Write the material out again in full, exactly.

→ Record set

##############################

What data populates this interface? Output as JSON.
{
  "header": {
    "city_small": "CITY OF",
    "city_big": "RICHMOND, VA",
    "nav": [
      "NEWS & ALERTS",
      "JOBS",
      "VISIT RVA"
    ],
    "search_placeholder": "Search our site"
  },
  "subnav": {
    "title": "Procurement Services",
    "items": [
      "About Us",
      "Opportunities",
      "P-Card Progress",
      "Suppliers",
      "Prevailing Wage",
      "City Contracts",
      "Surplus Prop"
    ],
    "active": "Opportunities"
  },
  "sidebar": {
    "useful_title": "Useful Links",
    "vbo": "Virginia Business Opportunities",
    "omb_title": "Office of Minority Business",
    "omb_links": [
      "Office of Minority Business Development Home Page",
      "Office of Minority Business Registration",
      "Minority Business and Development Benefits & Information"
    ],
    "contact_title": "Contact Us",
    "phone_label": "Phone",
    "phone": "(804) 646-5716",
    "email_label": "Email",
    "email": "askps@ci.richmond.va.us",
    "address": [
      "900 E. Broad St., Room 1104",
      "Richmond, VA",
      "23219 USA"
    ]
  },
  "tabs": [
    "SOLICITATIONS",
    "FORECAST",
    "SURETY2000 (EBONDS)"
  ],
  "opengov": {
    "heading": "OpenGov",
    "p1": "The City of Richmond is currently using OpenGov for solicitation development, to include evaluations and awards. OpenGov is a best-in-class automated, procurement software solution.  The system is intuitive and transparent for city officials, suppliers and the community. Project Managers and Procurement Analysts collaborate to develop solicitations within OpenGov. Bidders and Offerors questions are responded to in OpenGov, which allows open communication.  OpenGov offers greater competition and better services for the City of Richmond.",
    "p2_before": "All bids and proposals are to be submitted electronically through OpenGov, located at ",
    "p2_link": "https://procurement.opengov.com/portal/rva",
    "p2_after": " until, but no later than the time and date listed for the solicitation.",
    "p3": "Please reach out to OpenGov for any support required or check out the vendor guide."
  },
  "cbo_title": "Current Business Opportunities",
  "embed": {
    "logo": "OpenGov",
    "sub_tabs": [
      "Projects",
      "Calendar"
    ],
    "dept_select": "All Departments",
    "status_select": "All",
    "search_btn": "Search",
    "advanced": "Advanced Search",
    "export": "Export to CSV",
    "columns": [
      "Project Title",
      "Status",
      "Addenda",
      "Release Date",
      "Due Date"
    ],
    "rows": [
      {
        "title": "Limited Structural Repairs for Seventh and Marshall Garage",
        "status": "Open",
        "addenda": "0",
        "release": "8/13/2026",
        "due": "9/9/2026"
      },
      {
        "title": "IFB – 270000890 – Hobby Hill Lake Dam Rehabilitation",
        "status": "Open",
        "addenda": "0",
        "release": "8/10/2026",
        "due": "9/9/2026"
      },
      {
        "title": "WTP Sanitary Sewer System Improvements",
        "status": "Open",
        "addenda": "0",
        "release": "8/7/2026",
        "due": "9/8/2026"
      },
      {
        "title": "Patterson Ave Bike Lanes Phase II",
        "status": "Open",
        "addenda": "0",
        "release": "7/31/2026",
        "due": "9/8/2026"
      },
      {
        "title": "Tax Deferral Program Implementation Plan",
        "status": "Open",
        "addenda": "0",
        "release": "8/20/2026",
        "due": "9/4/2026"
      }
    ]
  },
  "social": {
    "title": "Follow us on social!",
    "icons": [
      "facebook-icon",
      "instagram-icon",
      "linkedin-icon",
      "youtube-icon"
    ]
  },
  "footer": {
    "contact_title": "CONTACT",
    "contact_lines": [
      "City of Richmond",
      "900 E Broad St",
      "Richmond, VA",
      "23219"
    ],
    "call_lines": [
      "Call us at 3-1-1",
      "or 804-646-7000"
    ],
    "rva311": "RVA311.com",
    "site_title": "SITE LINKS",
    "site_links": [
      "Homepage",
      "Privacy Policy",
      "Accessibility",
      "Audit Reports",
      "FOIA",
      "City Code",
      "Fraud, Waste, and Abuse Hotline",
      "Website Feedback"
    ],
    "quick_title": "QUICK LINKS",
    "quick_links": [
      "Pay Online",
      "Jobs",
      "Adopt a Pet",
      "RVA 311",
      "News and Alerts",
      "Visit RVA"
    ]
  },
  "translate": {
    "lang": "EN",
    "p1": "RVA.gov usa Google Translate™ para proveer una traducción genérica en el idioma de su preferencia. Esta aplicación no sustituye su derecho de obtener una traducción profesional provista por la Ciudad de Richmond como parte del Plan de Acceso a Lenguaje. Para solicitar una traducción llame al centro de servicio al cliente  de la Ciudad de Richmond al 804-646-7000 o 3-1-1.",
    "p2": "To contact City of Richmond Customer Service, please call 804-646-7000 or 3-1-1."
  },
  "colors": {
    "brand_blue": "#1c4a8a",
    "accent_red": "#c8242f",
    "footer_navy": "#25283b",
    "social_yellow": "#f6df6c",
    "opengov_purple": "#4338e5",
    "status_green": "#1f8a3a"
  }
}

##############################

→ Output
What data populates this interface? Output as JSON.
{
  "header": {
    "city_small": "CITY OF",
    "city_big": "RICHMOND, VA",
    "nav": [
      "NEWS & ALERTS",
      "JOBS",
      "VISIT RVA"
    ],
    "search_placeholder": "Search our site"
  },
  "subnav": {
    "title": "Procurement Services",
    "items": [
      "About Us",
      "Opportunities",
      "P-Card Progress",
      "Suppliers",
      "Prevailing Wage",
      "City Contracts",
      "Surplus Prop"
    ],
    "active": "Opportunities"
  },
  "sidebar": {
    "useful_title": "Useful Links",
    "vbo": "Virginia Business Opportunities",
    "omb_title": "Office of Minority Business",
    "omb_links": [
      "Office of Minority Business Development Home Page",
      "Office of Minority Business Registration",
      "Minority Business and Development Benefits & Information"
    ],
    "contact_title": "Contact Us",
    "phone_label": "Phone",
    "phone": "(804) 646-5716",
    "email_label": "Email",
    "email": "askps@ci.richmond.va.us",
    "address": [
      "900 E. Broad St., Room 1104",
      "Richmond, VA",
      "23219 USA"
    ]
  },
  "tabs": [
    "SOLICITATIONS",
    "FORECAST",
    "SURETY2000 (EBONDS)"
  ],
  "opengov": {
    "heading": "OpenGov",
    "p1": "The City of Richmond is currently using OpenGov for solicitation development, to include evaluations and awards. OpenGov is a best-in-class automated, procurement software solution.  The system is intuitive and transparent for city officials, suppliers and the community. Project Managers and Procurement Analysts collaborate to develop solicitations within OpenGov. Bidders and Offerors questions are responded to in OpenGov, which allows open communication.  OpenGov offers greater competition and better services for the City of Richmond.",
    "p2_before": "All bids and proposals are to be submitted electronically through OpenGov, located at ",
    "p2_link": "https://procurement.opengov.com/portal/rva",
    "p2_after": " until, but no later than the time and date listed for the solicitation.",
    "p3": "Please reach out to OpenGov for any support required or check out the vendor guide."
  },
  "cbo_title": "Current Business Opportunities",
  "embed": {
    "logo": "OpenGov",
    "sub_tabs": [
      "Projects",
      "Calendar"
    ],
    "dept_select": "All Departments",
    "status_select": "All",
    "search_btn": "Search",
    "advanced": "Advanced Search",
    "export": "Export to CSV",
    "columns": [
      "Project Title",
      "Status",
      "Addenda",
      "Release Date",
      "Due Date"
    ],
    "rows": [
      {
        "title": "Limited Structural Repairs for Seventh and Marshall Garage",
        "status": "Open",
        "addenda": "0",
        "release": "8/13/2026",
        "due": "9/9/2026"
      },
      {
        "title": "IFB – 270000890 – Hobby Hill Lake Dam Rehabilitation",
        "status": "Open",
        "addenda": "0",
        "release": "8/10/2026",
        "due": "9/9/2026"
      },
      {
        "title": "WTP Sanitary Sewer System Improvements",
        "status": "Open",
        "addenda": "0",
        "release": "8/7/2026",
        "due": "9/8/2026"
      },
      {
        "title": "Patterson Ave Bike Lanes Phase II",
        "status": "Open",
        "addenda": "0",
        "release": "7/31/2026",
        "due": "9/8/2026"
      },
      {
        "title": "Tax Deferral Program Implementation Plan",
        "status": "Open",
        "addenda": "0",
        "release": "8/20/2026",
        "due": "9/4/2026"
      }
    ]
  },
  "social": {
    "title": "Follow us on social!",
    "icons": [
      "facebook-icon",
      "instagram-icon",
      "linkedin-icon",
      "youtube-icon"
    ]
  },
  "footer": {
    "contact_title": "CONTACT",
    "contact_lines": [
      "City of Richmond",
      "900 E Broad St",
      "Richmond, VA",
      "23219"
    ],
    "call_lines": [
      "Call us at 3-1-1",
      "or 804-646-7000"
    ],
    "rva311": "RVA311.com",
    "site_title": "SITE LINKS",
    "site_links": [
      "Homepage",
      "Privacy Policy",
      "Accessibility",
      "Audit Reports",
      "FOIA",
      "City Code",
      "Fraud, Waste, and Abuse Hotline",
      "Website Feedback"
    ],
    "quick_title": "QUICK LINKS",
    "quick_links": [
      "Pay Online",
      "Jobs",
      "Adopt a Pet",
      "RVA 311",
      "News and Alerts",
      "Visit RVA"
    ]
  },
  "translate": {
    "lang": "EN",
    "p1": "RVA.gov usa Google Translate™ para proveer una traducción genérica en el idioma de su preferencia. Esta aplicación no sustituye su derecho de obtener una traducción profesional provista por la Ciudad de Richmond como parte del Plan de Acceso a Lenguaje. Para solicitar una traducción llame al centro de servicio al cliente  de la Ciudad de Richmond al 804-646-7000 o 3-1-1.",
    "p2": "To contact City of Richmond Customer Service, please call 804-646-7000 or 3-1-1."
  },
  "colors": {
    "brand_blue": "#1c4a8a",
    "accent_red": "#c8242f",
    "footer_navy": "#25283b",
    "social_yellow": "#f6df6c",
    "opengov_purple": "#4338e5",
    "status_green": "#1f8a3a"
  }
}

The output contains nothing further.